## BEGIN Exercise data

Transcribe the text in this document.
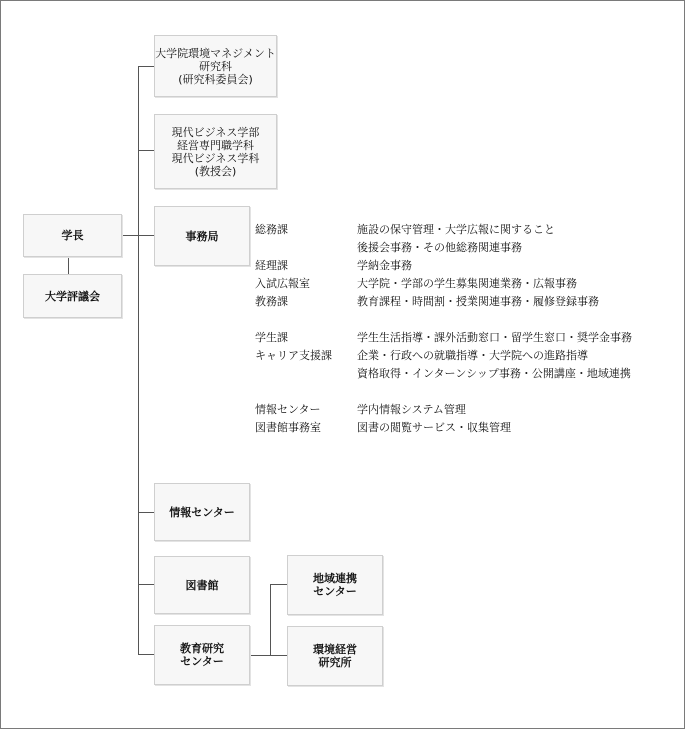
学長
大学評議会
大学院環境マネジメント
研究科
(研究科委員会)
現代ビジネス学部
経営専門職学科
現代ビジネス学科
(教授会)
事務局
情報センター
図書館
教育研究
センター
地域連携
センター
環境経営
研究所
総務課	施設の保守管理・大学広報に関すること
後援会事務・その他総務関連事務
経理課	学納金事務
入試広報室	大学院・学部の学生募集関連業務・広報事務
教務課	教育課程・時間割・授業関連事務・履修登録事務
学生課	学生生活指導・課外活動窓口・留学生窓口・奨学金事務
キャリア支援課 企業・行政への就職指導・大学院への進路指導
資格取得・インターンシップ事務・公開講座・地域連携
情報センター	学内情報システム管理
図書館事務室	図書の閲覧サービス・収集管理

## END Exercise data

Task statement: Omit the pictures, then quote the rest of the material above exactly.

The answer:
Transcribe the text in this document.
学長
大学評議会
大学院環境マネジメント
研究科
(研究科委員会)
現代ビジネス学部
経営専門職学科
現代ビジネス学科
(教授会)
事務局
情報センター
図書館
教育研究
センター
地域連携
センター
環境経営
研究所
総務課	施設の保守管理・大学広報に関すること
後援会事務・その他総務関連事務
経理課	学納金事務
入試広報室	大学院・学部の学生募集関連業務・広報事務
教務課	教育課程・時間割・授業関連事務・履修登録事務
学生課	学生生活指導・課外活動窓口・留学生窓口・奨学金事務
キャリア支援課 企業・行政への就職指導・大学院への進路指導
資格取得・インターンシップ事務・公開講座・地域連携
情報センター	学内情報システム管理
図書館事務室	図書の閲覧サービス・収集管理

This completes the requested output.